— start of GIVEN DATA —

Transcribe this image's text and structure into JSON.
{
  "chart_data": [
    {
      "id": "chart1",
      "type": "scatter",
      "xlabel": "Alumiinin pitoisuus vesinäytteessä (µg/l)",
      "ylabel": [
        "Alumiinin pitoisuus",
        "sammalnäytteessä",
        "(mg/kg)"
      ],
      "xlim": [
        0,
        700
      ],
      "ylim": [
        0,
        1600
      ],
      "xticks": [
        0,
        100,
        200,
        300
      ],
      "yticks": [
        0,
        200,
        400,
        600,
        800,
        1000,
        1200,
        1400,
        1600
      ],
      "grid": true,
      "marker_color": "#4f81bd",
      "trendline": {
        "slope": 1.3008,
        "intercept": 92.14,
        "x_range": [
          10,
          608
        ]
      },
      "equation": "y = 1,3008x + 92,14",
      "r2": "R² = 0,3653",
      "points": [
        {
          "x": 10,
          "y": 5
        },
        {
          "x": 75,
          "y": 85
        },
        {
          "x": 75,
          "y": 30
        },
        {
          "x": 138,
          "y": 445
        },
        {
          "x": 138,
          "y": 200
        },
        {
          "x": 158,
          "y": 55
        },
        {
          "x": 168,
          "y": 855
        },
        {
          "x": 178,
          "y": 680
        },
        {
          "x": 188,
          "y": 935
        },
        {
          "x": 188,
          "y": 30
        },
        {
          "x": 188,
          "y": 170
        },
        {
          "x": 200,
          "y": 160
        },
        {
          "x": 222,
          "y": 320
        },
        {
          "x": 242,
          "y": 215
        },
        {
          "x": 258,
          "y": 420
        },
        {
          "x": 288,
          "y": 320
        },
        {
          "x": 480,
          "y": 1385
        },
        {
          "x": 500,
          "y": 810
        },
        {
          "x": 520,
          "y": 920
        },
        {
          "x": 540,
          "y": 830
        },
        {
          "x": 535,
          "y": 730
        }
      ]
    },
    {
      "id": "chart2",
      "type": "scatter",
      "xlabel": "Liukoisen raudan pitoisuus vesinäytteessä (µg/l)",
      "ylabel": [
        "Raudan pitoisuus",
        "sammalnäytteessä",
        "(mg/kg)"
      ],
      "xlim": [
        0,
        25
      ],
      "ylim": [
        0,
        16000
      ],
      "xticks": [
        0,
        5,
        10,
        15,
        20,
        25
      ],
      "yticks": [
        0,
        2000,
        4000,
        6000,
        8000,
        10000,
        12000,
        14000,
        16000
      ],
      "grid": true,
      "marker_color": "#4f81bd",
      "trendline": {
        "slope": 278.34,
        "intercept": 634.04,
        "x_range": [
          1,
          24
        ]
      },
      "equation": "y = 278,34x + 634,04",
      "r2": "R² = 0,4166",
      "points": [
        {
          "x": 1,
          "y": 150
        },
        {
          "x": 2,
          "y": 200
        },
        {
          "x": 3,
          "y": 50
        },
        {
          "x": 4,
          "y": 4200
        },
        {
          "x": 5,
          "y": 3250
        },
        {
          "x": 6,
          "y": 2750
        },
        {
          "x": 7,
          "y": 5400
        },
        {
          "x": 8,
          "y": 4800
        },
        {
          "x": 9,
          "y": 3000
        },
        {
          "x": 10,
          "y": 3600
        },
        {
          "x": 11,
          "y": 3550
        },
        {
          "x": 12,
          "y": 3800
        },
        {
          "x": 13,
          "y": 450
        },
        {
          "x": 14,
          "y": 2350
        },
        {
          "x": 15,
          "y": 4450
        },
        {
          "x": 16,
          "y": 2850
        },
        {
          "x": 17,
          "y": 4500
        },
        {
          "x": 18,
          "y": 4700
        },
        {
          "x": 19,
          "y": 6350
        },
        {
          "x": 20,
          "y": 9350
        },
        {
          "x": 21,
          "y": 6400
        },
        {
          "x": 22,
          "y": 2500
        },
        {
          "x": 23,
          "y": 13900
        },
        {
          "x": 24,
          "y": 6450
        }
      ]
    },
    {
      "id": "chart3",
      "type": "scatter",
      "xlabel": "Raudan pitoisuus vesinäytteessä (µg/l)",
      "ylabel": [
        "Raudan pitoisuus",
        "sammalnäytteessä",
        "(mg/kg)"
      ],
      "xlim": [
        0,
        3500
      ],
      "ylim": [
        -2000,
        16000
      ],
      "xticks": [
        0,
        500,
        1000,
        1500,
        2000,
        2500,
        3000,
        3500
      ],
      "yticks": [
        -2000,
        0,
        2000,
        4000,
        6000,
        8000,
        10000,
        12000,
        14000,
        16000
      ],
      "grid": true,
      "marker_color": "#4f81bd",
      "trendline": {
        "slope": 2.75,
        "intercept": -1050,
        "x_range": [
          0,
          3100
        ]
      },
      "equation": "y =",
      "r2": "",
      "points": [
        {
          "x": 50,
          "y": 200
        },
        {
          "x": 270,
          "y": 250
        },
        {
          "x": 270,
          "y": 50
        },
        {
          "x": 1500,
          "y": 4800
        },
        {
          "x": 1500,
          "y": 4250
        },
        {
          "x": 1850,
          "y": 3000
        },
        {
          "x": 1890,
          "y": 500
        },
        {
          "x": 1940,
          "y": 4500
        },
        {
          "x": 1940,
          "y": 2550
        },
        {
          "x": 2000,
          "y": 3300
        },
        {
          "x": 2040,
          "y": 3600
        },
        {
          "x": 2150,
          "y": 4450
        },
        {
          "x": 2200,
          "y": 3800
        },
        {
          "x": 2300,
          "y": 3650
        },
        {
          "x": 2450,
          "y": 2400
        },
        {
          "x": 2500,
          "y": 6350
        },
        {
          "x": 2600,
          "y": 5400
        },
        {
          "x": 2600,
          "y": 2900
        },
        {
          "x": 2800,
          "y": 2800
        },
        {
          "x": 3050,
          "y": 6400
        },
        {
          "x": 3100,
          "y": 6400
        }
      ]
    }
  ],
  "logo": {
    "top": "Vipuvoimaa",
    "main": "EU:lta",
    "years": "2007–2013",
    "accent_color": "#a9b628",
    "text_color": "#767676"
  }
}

— end of GIVEN DATA —

◆ GIVEN PROBLEM
Show each line holding the word "pitoisuus".

◆ WRITTEN ANSWER
      "xlabel": "Alumiinin pitoisuus vesinäytteessä (µg/l)",
        "Alumiinin pitoisuus",
      "xlabel": "Liukoisen raudan pitoisuus vesinäytteessä (µg/l)",
        "Raudan pitoisuus",
      "xlabel": "Raudan pitoisuus vesinäytteessä (µg/l)",
        "Raudan pitoisuus",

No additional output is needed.